__What to produce__. Without the pictures, return each record as it appears.

(Collection entries)
▬▬▬
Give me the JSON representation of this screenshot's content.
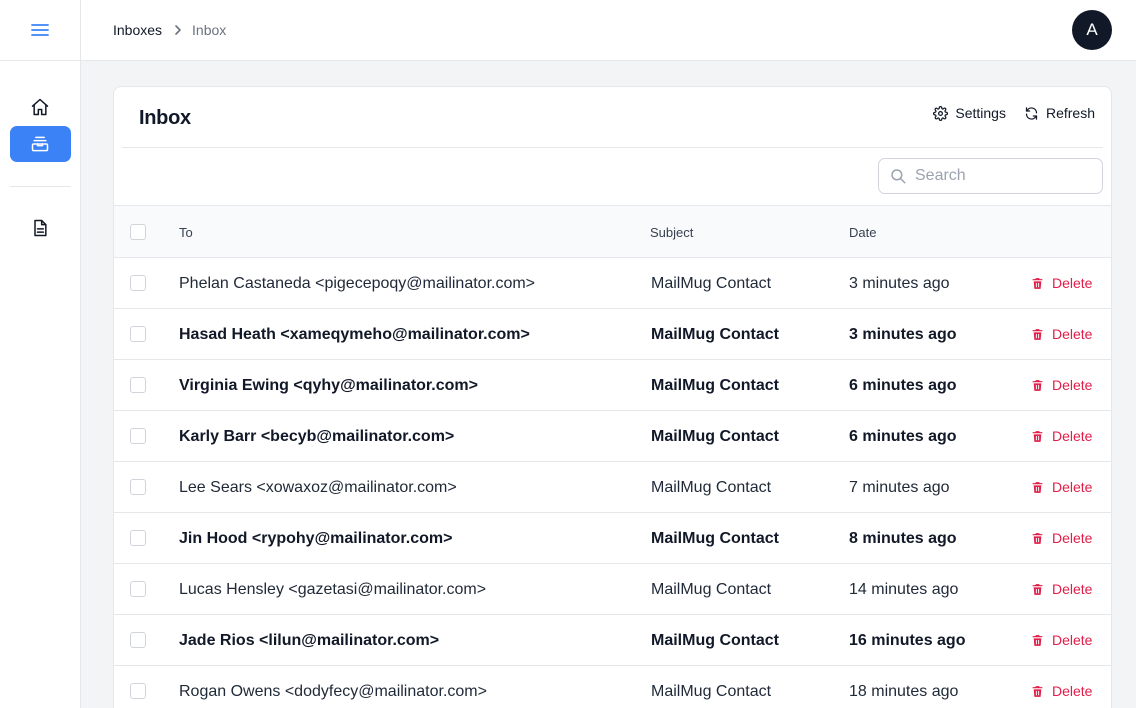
{
  "sidebar": {
    "menu_icon": "hamburger-icon",
    "items": [
      {
        "name": "home",
        "icon": "home-icon",
        "active": false
      },
      {
        "name": "inboxes",
        "icon": "inbox-tray-icon",
        "active": true
      },
      {
        "name": "docs",
        "icon": "document-icon",
        "active": false
      }
    ]
  },
  "header": {
    "breadcrumb": [
      {
        "label": "Inboxes"
      },
      {
        "label": "Inbox"
      }
    ],
    "avatar_initial": "A"
  },
  "inbox": {
    "title": "Inbox",
    "settings_label": "Settings",
    "refresh_label": "Refresh",
    "search_placeholder": "Search",
    "columns": {
      "to": "To",
      "subject": "Subject",
      "date": "Date"
    },
    "delete_label": "Delete",
    "rows": [
      {
        "to": "Phelan Castaneda <pigecepoqy@mailinator.com>",
        "subject": "MailMug Contact",
        "date": "3 minutes ago",
        "unread": false
      },
      {
        "to": "Hasad Heath <xameqymeho@mailinator.com>",
        "subject": "MailMug Contact",
        "date": "3 minutes ago",
        "unread": true
      },
      {
        "to": "Virginia Ewing <qyhy@mailinator.com>",
        "subject": "MailMug Contact",
        "date": "6 minutes ago",
        "unread": true
      },
      {
        "to": "Karly Barr <becyb@mailinator.com>",
        "subject": "MailMug Contact",
        "date": "6 minutes ago",
        "unread": true
      },
      {
        "to": "Lee Sears <xowaxoz@mailinator.com>",
        "subject": "MailMug Contact",
        "date": "7 minutes ago",
        "unread": false
      },
      {
        "to": "Jin Hood <rypohy@mailinator.com>",
        "subject": "MailMug Contact",
        "date": "8 minutes ago",
        "unread": true
      },
      {
        "to": "Lucas Hensley <gazetasi@mailinator.com>",
        "subject": "MailMug Contact",
        "date": "14 minutes ago",
        "unread": false
      },
      {
        "to": "Jade Rios <lilun@mailinator.com>",
        "subject": "MailMug Contact",
        "date": "16 minutes ago",
        "unread": true
      },
      {
        "to": "Rogan Owens <dodyfecy@mailinator.com>",
        "subject": "MailMug Contact",
        "date": "18 minutes ago",
        "unread": false
      }
    ]
  },
  "colors": {
    "accent": "#3b82f6",
    "danger": "#e11d48",
    "avatar_bg": "#111827"
  }
}
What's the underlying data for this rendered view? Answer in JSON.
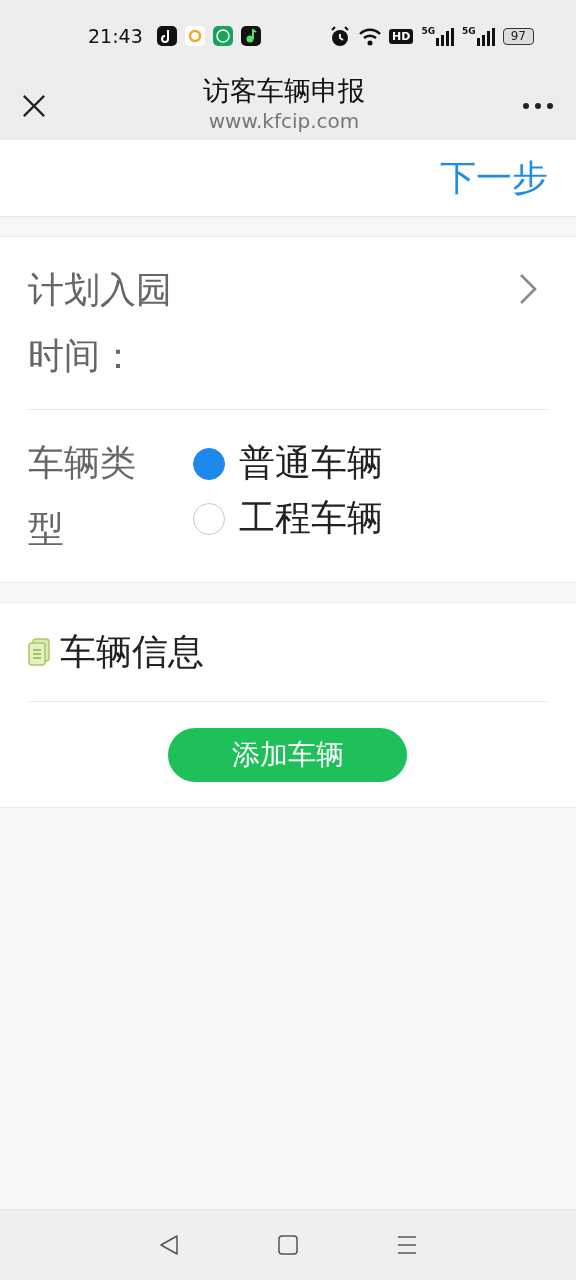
{
  "status_bar": {
    "time": "21:43",
    "hd_label": "HD",
    "network_labels": [
      "5G",
      "5G"
    ],
    "battery": "97"
  },
  "header": {
    "title": "访客车辆申报",
    "url": "www.kfcip.com"
  },
  "top_action": {
    "label": "下一步"
  },
  "form_rows": [
    {
      "kind": "picker",
      "label": "计划入园时间："
    },
    {
      "kind": "radio",
      "label": "车辆类型",
      "options": [
        {
          "label": "普通车辆",
          "selected": true
        },
        {
          "label": "工程车辆",
          "selected": false
        }
      ]
    }
  ],
  "vehicle_section": {
    "title": "车辆信息",
    "button": "添加车辆"
  }
}
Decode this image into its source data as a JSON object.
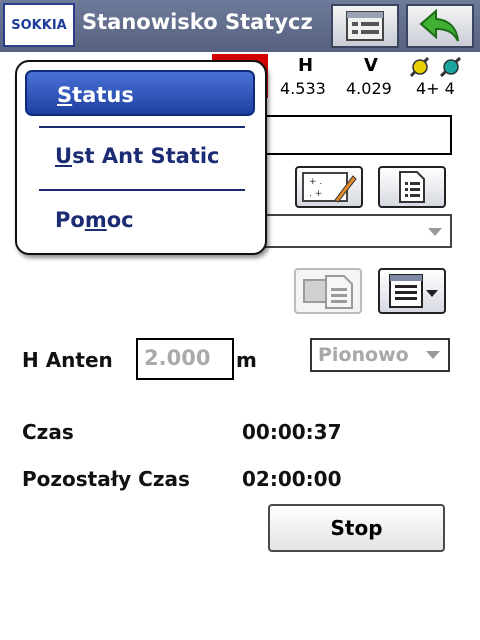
{
  "app": {
    "logo_text": "SOKKIA",
    "title": "Stanowisko Statycz",
    "icons": {
      "left_button": "list-window-icon",
      "right_button": "back-arrow-icon"
    }
  },
  "status_strip": {
    "h_label": "H",
    "h_value": "4.533",
    "v_label": "V",
    "v_value": "4.029",
    "sat_value": "4+ 4",
    "icons": [
      "satellite-icon-yellow",
      "satellite-icon-teal"
    ]
  },
  "form": {
    "antenna_label": "H Anten",
    "antenna_value": "2.000",
    "antenna_unit": "m",
    "measure_mode": "Pionowo",
    "time_label": "Czas",
    "time_value": "00:00:37",
    "remaining_label": "Pozostały Czas",
    "remaining_value": "02:00:00",
    "stop_label": "Stop"
  },
  "menu": {
    "status": {
      "first": "S",
      "rest": "tatus"
    },
    "antenna_settings": {
      "first": "U",
      "rest": "st Ant Static"
    },
    "help": {
      "pre": "Po",
      "ul": "m",
      "post": "oc"
    }
  },
  "colors": {
    "titlebar": "#5e6a88",
    "menu_highlight": "#2e52bf",
    "menu_text": "#1c2c74",
    "status_red": "#d40000"
  }
}
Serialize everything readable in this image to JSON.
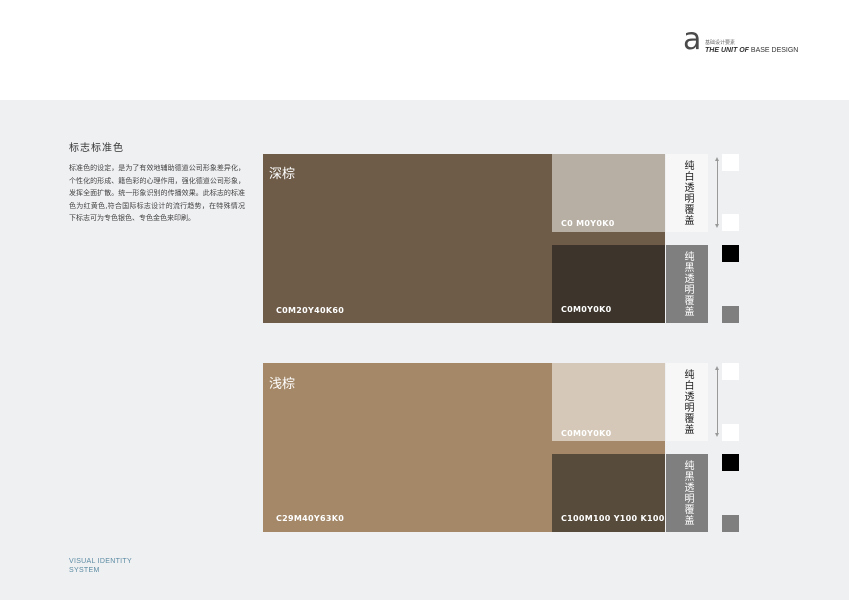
{
  "logo": {
    "letter": "a",
    "cn": "基础设计要素",
    "en_bold": "THE UNIT OF",
    "en_rest": " BASE DESIGN"
  },
  "section_title": "标志标准色",
  "description": "标准色的设定，是为了有效地辅助德道公司形象差异化，个性化的形成、籍色彩的心理作用，强化德道公司形象，发挥全面扩散。统一形象识别的传播效果。此标志的标准色为红黄色,符合国际标志设计的流行趋势，在特殊情况下标志可为专色银色、专色金色来印刷。",
  "dark_group": {
    "name": "深棕",
    "main_code": "C0M20Y40K60",
    "main_color": "#6e5c49",
    "white_overlay_code": "C0 M0Y0K0",
    "white_overlay_color": "#b7afa4",
    "black_overlay_code": "C0M0Y0K0",
    "black_overlay_color": "#3d352b",
    "white_label": "纯白透明覆盖",
    "black_label": "纯黑透明覆盖"
  },
  "light_group": {
    "name": "浅棕",
    "main_code": "C29M40Y63K0",
    "main_color": "#a48868",
    "white_overlay_code": "C0M0Y0K0",
    "white_overlay_color": "#d5c8b8",
    "black_overlay_code": "C100M100 Y100 K100",
    "black_overlay_color": "#574b3b",
    "white_label": "纯白透明覆盖",
    "black_label": "纯黑透明覆盖"
  },
  "swatch_colors": {
    "white": "#ffffff",
    "black": "#000000",
    "gray": "#7f7f7f",
    "white_panel": "#f7f7f7",
    "gray_panel": "#7f7f7f"
  },
  "footer": {
    "line1": "VISUAL IDENTITY",
    "line2": "SYSTEM"
  }
}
▬▬▬
__Correct response__.
Give me the JSON representation of this screenshot's content.
{
  "sidebar": {
    "menu_icon": "hamburger-icon",
    "items": [
      {
        "name": "home",
        "icon": "home-icon",
        "active": false
      },
      {
        "name": "inboxes",
        "icon": "inbox-tray-icon",
        "active": true
      },
      {
        "name": "docs",
        "icon": "document-icon",
        "active": false
      }
    ]
  },
  "header": {
    "breadcrumb": [
      {
        "label": "Inboxes"
      },
      {
        "label": "Inbox"
      }
    ],
    "avatar_initial": "A"
  },
  "inbox": {
    "title": "Inbox",
    "settings_label": "Settings",
    "refresh_label": "Refresh",
    "search_placeholder": "Search",
    "columns": {
      "to": "To",
      "subject": "Subject",
      "date": "Date"
    },
    "delete_label": "Delete",
    "rows": [
      {
        "to": "Phelan Castaneda <pigecepoqy@mailinator.com>",
        "subject": "MailMug Contact",
        "date": "3 minutes ago",
        "unread": false
      },
      {
        "to": "Hasad Heath <xameqymeho@mailinator.com>",
        "subject": "MailMug Contact",
        "date": "3 minutes ago",
        "unread": true
      },
      {
        "to": "Virginia Ewing <qyhy@mailinator.com>",
        "subject": "MailMug Contact",
        "date": "6 minutes ago",
        "unread": true
      },
      {
        "to": "Karly Barr <becyb@mailinator.com>",
        "subject": "MailMug Contact",
        "date": "6 minutes ago",
        "unread": true
      },
      {
        "to": "Lee Sears <xowaxoz@mailinator.com>",
        "subject": "MailMug Contact",
        "date": "7 minutes ago",
        "unread": false
      },
      {
        "to": "Jin Hood <rypohy@mailinator.com>",
        "subject": "MailMug Contact",
        "date": "8 minutes ago",
        "unread": true
      },
      {
        "to": "Lucas Hensley <gazetasi@mailinator.com>",
        "subject": "MailMug Contact",
        "date": "14 minutes ago",
        "unread": false
      },
      {
        "to": "Jade Rios <lilun@mailinator.com>",
        "subject": "MailMug Contact",
        "date": "16 minutes ago",
        "unread": true
      },
      {
        "to": "Rogan Owens <dodyfecy@mailinator.com>",
        "subject": "MailMug Contact",
        "date": "18 minutes ago",
        "unread": false
      }
    ]
  },
  "colors": {
    "accent": "#3b82f6",
    "danger": "#e11d48",
    "avatar_bg": "#111827"
  }
}
What's the underlying data for this rendered view? Answer in JSON.
{
  "status_bar": {
    "time": "21:43",
    "hd_label": "HD",
    "network_labels": [
      "5G",
      "5G"
    ],
    "battery": "97"
  },
  "header": {
    "title": "访客车辆申报",
    "url": "www.kfcip.com"
  },
  "top_action": {
    "label": "下一步"
  },
  "form_rows": [
    {
      "kind": "picker",
      "label": "计划入园时间："
    },
    {
      "kind": "radio",
      "label": "车辆类型",
      "options": [
        {
          "label": "普通车辆",
          "selected": true
        },
        {
          "label": "工程车辆",
          "selected": false
        }
      ]
    }
  ],
  "vehicle_section": {
    "title": "车辆信息",
    "button": "添加车辆"
  }
}
Decode this image into its source data as a JSON object.
{
  "app": {
    "logo_text": "SOKKIA",
    "title": "Stanowisko Statycz",
    "icons": {
      "left_button": "list-window-icon",
      "right_button": "back-arrow-icon"
    }
  },
  "status_strip": {
    "h_label": "H",
    "h_value": "4.533",
    "v_label": "V",
    "v_value": "4.029",
    "sat_value": "4+ 4",
    "icons": [
      "satellite-icon-yellow",
      "satellite-icon-teal"
    ]
  },
  "form": {
    "antenna_label": "H Anten",
    "antenna_value": "2.000",
    "antenna_unit": "m",
    "measure_mode": "Pionowo",
    "time_label": "Czas",
    "time_value": "00:00:37",
    "remaining_label": "Pozostały Czas",
    "remaining_value": "02:00:00",
    "stop_label": "Stop"
  },
  "menu": {
    "status": {
      "first": "S",
      "rest": "tatus"
    },
    "antenna_settings": {
      "first": "U",
      "rest": "st Ant Static"
    },
    "help": {
      "pre": "Po",
      "ul": "m",
      "post": "oc"
    }
  },
  "colors": {
    "titlebar": "#5e6a88",
    "menu_highlight": "#2e52bf",
    "menu_text": "#1c2c74",
    "status_red": "#d40000"
  }
}
Serialize everything readable in this image to JSON.
{
  "logo": {
    "letter": "a",
    "cn": "基础设计要素",
    "en_bold": "THE UNIT OF",
    "en_rest": " BASE DESIGN"
  },
  "section_title": "标志标准色",
  "description": "标准色的设定，是为了有效地辅助德道公司形象差异化，个性化的形成、籍色彩的心理作用，强化德道公司形象，发挥全面扩散。统一形象识别的传播效果。此标志的标准色为红黄色,符合国际标志设计的流行趋势，在特殊情况下标志可为专色银色、专色金色来印刷。",
  "dark_group": {
    "name": "深棕",
    "main_code": "C0M20Y40K60",
    "main_color": "#6e5c49",
    "white_overlay_code": "C0 M0Y0K0",
    "white_overlay_color": "#b7afa4",
    "black_overlay_code": "C0M0Y0K0",
    "black_overlay_color": "#3d352b",
    "white_label": "纯白透明覆盖",
    "black_label": "纯黑透明覆盖"
  },
  "light_group": {
    "name": "浅棕",
    "main_code": "C29M40Y63K0",
    "main_color": "#a48868",
    "white_overlay_code": "C0M0Y0K0",
    "white_overlay_color": "#d5c8b8",
    "black_overlay_code": "C100M100 Y100 K100",
    "black_overlay_color": "#574b3b",
    "white_label": "纯白透明覆盖",
    "black_label": "纯黑透明覆盖"
  },
  "swatch_colors": {
    "white": "#ffffff",
    "black": "#000000",
    "gray": "#7f7f7f",
    "white_panel": "#f7f7f7",
    "gray_panel": "#7f7f7f"
  },
  "footer": {
    "line1": "VISUAL IDENTITY",
    "line2": "SYSTEM"
  }
}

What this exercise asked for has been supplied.